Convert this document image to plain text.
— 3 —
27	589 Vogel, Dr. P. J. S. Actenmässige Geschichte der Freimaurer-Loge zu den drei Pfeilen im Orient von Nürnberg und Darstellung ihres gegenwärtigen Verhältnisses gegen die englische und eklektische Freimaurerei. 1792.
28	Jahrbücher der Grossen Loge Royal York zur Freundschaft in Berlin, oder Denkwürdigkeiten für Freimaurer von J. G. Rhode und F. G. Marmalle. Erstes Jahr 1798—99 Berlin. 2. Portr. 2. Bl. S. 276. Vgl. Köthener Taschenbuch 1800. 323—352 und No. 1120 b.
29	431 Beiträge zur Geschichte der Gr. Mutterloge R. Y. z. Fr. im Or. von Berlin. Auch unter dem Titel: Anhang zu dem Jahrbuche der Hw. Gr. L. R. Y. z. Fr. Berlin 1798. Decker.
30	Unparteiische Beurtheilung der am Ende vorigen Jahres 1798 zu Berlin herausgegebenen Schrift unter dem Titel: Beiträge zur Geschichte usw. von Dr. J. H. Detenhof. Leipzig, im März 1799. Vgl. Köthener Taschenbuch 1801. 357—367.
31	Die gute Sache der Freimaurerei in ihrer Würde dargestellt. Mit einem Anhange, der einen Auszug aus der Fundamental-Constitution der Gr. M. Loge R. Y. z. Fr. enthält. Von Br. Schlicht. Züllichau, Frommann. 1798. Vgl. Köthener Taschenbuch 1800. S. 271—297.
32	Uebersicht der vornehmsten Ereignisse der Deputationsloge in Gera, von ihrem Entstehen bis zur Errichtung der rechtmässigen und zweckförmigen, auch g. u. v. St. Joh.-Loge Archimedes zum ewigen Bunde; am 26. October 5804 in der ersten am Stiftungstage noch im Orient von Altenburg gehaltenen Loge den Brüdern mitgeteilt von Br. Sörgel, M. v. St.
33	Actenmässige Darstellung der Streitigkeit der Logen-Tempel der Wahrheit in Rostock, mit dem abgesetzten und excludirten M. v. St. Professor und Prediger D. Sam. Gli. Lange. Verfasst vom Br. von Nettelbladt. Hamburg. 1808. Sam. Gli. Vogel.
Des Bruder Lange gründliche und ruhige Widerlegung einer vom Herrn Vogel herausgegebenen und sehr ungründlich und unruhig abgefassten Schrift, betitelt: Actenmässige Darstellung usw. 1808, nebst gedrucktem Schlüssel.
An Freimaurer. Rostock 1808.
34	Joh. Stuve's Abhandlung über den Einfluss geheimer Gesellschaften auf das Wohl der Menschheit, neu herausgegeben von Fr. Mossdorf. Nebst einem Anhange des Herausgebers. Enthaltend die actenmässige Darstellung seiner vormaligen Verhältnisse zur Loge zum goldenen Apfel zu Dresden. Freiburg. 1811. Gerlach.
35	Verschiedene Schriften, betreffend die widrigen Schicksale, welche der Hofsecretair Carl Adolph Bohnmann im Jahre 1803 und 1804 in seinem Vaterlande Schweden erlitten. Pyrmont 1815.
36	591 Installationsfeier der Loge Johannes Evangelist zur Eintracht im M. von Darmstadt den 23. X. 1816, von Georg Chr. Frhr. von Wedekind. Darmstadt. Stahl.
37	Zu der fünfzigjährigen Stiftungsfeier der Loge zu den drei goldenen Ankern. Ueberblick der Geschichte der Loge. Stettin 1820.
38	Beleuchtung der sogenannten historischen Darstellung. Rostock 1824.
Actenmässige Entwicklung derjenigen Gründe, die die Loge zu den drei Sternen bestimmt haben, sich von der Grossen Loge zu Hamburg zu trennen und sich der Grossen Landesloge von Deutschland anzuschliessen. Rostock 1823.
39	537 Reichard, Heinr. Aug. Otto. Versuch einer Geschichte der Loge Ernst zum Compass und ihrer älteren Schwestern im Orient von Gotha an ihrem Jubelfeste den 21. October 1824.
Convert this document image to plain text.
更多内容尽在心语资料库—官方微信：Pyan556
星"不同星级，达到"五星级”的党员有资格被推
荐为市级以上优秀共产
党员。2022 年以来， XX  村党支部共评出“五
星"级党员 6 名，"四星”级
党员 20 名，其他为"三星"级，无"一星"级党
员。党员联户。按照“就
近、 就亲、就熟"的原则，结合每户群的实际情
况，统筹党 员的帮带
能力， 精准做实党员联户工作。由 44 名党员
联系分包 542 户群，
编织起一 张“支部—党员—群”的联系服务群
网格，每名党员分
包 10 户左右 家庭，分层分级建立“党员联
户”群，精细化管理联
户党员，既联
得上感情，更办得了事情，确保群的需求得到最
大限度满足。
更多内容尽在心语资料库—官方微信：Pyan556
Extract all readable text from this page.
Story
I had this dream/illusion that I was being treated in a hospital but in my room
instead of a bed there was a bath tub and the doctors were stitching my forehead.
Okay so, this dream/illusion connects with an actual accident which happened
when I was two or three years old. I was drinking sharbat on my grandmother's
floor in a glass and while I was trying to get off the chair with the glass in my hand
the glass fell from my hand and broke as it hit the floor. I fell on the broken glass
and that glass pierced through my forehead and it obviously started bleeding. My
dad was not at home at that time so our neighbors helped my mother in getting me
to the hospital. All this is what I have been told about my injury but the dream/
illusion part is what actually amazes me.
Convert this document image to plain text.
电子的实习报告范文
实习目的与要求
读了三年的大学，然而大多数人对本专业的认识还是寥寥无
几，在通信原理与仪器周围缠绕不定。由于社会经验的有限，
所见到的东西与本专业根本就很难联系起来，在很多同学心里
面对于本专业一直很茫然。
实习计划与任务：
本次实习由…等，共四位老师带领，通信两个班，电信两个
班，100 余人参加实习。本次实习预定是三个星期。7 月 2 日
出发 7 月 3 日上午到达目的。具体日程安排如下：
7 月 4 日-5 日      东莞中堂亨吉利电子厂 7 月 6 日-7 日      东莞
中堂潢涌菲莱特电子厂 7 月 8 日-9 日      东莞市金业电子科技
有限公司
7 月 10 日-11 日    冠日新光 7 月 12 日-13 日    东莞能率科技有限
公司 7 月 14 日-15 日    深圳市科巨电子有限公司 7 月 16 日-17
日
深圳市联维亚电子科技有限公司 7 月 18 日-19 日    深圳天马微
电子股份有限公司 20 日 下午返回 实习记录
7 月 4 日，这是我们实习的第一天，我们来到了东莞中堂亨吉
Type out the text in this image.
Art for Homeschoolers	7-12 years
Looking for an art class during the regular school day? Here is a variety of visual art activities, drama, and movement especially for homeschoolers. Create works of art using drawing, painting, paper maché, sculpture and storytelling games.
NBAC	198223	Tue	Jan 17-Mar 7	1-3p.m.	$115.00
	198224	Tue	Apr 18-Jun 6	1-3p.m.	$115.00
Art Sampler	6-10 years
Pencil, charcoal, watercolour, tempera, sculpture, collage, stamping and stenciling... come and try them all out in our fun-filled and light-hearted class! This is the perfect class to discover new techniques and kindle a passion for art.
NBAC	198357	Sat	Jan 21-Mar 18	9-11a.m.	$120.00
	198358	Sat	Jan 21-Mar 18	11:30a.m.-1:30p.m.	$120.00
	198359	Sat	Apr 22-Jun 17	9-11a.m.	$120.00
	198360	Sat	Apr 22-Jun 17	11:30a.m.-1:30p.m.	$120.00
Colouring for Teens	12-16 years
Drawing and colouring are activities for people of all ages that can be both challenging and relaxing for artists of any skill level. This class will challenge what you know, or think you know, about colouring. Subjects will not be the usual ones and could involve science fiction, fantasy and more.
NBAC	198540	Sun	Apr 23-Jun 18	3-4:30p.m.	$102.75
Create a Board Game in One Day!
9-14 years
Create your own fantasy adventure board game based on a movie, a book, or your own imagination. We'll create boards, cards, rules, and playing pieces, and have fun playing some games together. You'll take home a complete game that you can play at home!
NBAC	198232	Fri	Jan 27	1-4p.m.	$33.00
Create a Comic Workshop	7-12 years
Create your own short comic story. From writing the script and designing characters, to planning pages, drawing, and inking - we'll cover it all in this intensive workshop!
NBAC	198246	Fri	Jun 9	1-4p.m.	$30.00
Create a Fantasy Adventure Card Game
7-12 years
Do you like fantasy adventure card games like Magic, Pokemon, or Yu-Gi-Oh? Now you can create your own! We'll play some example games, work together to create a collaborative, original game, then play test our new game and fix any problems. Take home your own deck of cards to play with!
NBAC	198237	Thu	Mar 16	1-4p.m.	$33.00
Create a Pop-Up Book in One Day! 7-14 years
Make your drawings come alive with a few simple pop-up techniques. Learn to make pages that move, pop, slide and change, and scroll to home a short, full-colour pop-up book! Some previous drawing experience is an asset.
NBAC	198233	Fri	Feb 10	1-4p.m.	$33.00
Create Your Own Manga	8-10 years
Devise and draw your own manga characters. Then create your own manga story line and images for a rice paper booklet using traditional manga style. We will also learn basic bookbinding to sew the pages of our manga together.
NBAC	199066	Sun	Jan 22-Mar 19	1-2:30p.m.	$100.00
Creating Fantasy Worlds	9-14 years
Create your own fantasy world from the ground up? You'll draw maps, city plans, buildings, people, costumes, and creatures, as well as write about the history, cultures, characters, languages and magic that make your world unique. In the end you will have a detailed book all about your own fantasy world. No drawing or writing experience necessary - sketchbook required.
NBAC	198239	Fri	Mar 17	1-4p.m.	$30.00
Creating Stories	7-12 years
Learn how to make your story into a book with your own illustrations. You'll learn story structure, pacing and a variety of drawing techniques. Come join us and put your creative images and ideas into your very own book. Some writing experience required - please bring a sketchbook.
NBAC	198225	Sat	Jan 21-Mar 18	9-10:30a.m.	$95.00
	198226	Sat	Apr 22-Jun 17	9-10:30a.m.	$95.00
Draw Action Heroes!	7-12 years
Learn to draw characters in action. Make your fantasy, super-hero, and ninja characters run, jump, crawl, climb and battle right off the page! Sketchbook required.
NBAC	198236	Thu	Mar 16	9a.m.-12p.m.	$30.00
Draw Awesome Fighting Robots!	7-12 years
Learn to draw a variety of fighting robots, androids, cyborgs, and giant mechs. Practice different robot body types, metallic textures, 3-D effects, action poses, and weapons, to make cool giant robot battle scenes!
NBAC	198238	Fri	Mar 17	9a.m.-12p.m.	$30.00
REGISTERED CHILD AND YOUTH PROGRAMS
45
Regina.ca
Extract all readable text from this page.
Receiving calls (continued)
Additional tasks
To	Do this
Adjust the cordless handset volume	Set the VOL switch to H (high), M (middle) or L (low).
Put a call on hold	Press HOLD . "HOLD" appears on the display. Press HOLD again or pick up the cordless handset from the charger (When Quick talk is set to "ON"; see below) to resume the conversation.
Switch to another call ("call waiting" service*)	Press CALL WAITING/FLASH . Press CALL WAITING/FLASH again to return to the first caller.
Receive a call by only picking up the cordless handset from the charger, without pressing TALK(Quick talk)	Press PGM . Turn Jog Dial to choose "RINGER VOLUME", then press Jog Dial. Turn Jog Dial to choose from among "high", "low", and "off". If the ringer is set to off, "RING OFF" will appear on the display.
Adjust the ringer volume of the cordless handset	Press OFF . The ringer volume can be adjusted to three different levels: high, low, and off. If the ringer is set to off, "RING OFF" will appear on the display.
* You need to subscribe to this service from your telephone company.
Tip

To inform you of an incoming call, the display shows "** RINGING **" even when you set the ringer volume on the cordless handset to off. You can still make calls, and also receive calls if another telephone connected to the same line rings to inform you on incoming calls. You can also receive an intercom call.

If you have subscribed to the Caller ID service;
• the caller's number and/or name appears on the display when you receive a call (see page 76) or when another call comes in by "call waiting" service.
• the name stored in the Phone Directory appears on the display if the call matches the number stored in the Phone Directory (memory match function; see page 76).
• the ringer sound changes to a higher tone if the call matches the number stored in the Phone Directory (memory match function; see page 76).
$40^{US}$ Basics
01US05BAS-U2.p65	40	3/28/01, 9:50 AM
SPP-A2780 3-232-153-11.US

Directive –
Select the lines from the entries that include the word "three".

Completed exercise –
when I was two or three years old. I was drinking sharbat on my grandmother's
Adjust the ringer volume of the cordless handset	Press OFF . The ringer volume can be adjusted to three different levels: high, low, and off. If the ringer is set to off, "RING OFF" will appear on the display.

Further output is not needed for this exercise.